Task brief: Answer with a single number, the count of lines holding the word "Conselho".

Records shown:
-----

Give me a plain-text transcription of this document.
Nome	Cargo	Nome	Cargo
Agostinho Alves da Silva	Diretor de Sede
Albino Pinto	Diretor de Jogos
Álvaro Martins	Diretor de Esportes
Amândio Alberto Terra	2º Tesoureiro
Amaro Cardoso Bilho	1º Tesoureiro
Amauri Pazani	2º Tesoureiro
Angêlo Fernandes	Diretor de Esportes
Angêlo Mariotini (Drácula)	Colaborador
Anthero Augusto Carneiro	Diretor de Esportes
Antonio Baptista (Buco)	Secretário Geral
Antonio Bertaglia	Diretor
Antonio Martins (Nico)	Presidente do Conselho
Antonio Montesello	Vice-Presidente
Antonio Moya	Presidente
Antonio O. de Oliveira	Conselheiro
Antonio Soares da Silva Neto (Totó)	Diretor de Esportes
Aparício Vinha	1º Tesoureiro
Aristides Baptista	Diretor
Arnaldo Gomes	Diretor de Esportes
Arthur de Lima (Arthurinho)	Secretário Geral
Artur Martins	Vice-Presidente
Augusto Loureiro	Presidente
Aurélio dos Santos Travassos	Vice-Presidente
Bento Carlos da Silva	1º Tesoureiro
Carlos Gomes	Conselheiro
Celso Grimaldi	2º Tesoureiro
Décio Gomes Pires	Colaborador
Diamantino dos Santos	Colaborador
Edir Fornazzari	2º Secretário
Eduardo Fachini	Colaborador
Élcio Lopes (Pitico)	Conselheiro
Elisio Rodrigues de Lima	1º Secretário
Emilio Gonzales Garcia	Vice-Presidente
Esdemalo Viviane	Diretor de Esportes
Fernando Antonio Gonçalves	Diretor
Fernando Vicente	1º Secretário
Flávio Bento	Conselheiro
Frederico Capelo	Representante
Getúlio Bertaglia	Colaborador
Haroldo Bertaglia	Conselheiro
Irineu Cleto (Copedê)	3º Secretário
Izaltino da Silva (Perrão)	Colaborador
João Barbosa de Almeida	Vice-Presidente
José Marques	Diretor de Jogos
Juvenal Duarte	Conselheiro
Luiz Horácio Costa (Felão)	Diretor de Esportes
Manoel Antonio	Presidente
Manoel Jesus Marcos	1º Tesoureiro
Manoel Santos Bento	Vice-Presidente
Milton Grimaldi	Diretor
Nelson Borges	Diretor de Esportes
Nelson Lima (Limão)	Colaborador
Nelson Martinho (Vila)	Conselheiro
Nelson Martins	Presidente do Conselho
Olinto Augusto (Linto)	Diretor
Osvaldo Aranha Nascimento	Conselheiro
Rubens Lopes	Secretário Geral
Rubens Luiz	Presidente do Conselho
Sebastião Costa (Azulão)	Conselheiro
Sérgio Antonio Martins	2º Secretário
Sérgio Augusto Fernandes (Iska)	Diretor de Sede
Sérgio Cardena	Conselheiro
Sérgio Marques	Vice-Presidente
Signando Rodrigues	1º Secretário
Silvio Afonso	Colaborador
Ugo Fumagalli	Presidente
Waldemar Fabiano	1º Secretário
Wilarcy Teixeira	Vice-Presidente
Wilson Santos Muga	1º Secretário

-----

Result for this exercise: 3